▶ GIVEN EXERCISE:
Transcribe every line of the listing below without any deviation.

:: AVAILABLE RECORDS

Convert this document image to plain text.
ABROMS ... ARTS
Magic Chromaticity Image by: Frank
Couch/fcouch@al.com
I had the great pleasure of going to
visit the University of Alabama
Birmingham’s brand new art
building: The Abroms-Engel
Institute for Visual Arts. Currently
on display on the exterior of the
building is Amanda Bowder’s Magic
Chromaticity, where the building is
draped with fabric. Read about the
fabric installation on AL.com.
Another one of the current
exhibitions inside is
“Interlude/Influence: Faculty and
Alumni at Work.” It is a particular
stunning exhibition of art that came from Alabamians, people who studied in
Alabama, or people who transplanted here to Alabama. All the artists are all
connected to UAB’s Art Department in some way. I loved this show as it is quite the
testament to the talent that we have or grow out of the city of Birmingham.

::::

▶ EXERCISE ANSWER:
Convert this document image to plain text.
ABROMS ... ARTS
Magic Chromaticity Image by: Frank
Couch/fcouch@al.com
I had the great pleasure of going to
visit the University of Alabama
Birmingham’s brand new art
building: The Abroms-Engel
Institute for Visual Arts. Currently
on display on the exterior of the
building is Amanda Bowder’s Magic
Chromaticity, where the building is
draped with fabric. Read about the
fabric installation on AL.com.
Another one of the current
exhibitions inside is
“Interlude/Influence: Faculty and
Alumni at Work.” It is a particular
stunning exhibition of art that came from Alabamians, people who studied in
Alabama, or people who transplanted here to Alabama. All the artists are all
connected to UAB’s Art Department in some way. I loved this show as it is quite the
testament to the talent that we have or grow out of the city of Birmingham.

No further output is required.